* INSTRUCTION *
Give every line of the material again, exactly as written.

* RECORDS FOR THE TASK *
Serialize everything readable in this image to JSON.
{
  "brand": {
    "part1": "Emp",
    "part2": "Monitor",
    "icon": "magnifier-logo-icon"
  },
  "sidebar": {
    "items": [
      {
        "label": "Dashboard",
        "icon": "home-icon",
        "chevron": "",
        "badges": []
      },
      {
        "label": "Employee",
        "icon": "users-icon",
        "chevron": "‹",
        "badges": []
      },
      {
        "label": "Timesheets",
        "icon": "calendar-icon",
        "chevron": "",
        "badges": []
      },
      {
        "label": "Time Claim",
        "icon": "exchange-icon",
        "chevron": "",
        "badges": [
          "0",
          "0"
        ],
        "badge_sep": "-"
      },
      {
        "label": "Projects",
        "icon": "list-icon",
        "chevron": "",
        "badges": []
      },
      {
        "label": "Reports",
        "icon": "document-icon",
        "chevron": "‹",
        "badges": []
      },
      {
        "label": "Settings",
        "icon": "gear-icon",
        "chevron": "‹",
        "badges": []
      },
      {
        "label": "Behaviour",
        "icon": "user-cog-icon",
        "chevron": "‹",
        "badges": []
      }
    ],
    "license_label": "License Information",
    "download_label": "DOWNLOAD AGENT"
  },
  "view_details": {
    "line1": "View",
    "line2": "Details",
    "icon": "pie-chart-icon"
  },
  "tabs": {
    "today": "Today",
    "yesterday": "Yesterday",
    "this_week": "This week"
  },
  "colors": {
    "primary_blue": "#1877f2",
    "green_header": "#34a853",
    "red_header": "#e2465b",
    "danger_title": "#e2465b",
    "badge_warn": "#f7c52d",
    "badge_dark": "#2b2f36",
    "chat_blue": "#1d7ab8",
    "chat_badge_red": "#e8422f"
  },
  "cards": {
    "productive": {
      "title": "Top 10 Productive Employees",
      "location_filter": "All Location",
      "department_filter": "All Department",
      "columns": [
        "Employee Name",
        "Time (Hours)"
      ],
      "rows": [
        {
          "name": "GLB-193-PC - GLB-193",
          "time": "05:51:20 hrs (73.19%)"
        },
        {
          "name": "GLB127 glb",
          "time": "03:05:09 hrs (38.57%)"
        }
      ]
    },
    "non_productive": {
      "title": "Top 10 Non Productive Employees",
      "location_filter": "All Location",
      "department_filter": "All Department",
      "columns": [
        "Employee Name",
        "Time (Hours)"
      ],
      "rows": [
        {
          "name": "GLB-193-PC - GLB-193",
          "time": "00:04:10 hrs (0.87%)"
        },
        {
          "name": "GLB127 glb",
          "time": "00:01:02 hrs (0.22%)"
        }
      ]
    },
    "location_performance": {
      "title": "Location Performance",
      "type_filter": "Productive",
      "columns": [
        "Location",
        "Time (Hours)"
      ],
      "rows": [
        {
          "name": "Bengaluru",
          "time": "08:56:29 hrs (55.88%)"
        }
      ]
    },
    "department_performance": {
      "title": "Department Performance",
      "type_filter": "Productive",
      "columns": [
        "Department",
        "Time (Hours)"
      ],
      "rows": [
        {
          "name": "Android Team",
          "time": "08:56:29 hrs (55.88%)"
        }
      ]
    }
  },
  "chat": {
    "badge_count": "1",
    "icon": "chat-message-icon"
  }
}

* FULL ANSWER *
Serialize everything readable in this image to JSON.
{
  "brand": {
    "part1": "Emp",
    "part2": "Monitor",
    "icon": "magnifier-logo-icon"
  },
  "sidebar": {
    "items": [
      {
        "label": "Dashboard",
        "icon": "home-icon",
        "chevron": "",
        "badges": []
      },
      {
        "label": "Employee",
        "icon": "users-icon",
        "chevron": "‹",
        "badges": []
      },
      {
        "label": "Timesheets",
        "icon": "calendar-icon",
        "chevron": "",
        "badges": []
      },
      {
        "label": "Time Claim",
        "icon": "exchange-icon",
        "chevron": "",
        "badges": [
          "0",
          "0"
        ],
        "badge_sep": "-"
      },
      {
        "label": "Projects",
        "icon": "list-icon",
        "chevron": "",
        "badges": []
      },
      {
        "label": "Reports",
        "icon": "document-icon",
        "chevron": "‹",
        "badges": []
      },
      {
        "label": "Settings",
        "icon": "gear-icon",
        "chevron": "‹",
        "badges": []
      },
      {
        "label": "Behaviour",
        "icon": "user-cog-icon",
        "chevron": "‹",
        "badges": []
      }
    ],
    "license_label": "License Information",
    "download_label": "DOWNLOAD AGENT"
  },
  "view_details": {
    "line1": "View",
    "line2": "Details",
    "icon": "pie-chart-icon"
  },
  "tabs": {
    "today": "Today",
    "yesterday": "Yesterday",
    "this_week": "This week"
  },
  "colors": {
    "primary_blue": "#1877f2",
    "green_header": "#34a853",
    "red_header": "#e2465b",
    "danger_title": "#e2465b",
    "badge_warn": "#f7c52d",
    "badge_dark": "#2b2f36",
    "chat_blue": "#1d7ab8",
    "chat_badge_red": "#e8422f"
  },
  "cards": {
    "productive": {
      "title": "Top 10 Productive Employees",
      "location_filter": "All Location",
      "department_filter": "All Department",
      "columns": [
        "Employee Name",
        "Time (Hours)"
      ],
      "rows": [
        {
          "name": "GLB-193-PC - GLB-193",
          "time": "05:51:20 hrs (73.19%)"
        },
        {
          "name": "GLB127 glb",
          "time": "03:05:09 hrs (38.57%)"
        }
      ]
    },
    "non_productive": {
      "title": "Top 10 Non Productive Employees",
      "location_filter": "All Location",
      "department_filter": "All Department",
      "columns": [
        "Employee Name",
        "Time (Hours)"
      ],
      "rows": [
        {
          "name": "GLB-193-PC - GLB-193",
          "time": "00:04:10 hrs (0.87%)"
        },
        {
          "name": "GLB127 glb",
          "time": "00:01:02 hrs (0.22%)"
        }
      ]
    },
    "location_performance": {
      "title": "Location Performance",
      "type_filter": "Productive",
      "columns": [
        "Location",
        "Time (Hours)"
      ],
      "rows": [
        {
          "name": "Bengaluru",
          "time": "08:56:29 hrs (55.88%)"
        }
      ]
    },
    "department_performance": {
      "title": "Department Performance",
      "type_filter": "Productive",
      "columns": [
        "Department",
        "Time (Hours)"
      ],
      "rows": [
        {
          "name": "Android Team",
          "time": "08:56:29 hrs (55.88%)"
        }
      ]
    }
  },
  "chat": {
    "badge_count": "1",
    "icon": "chat-message-icon"
  }
}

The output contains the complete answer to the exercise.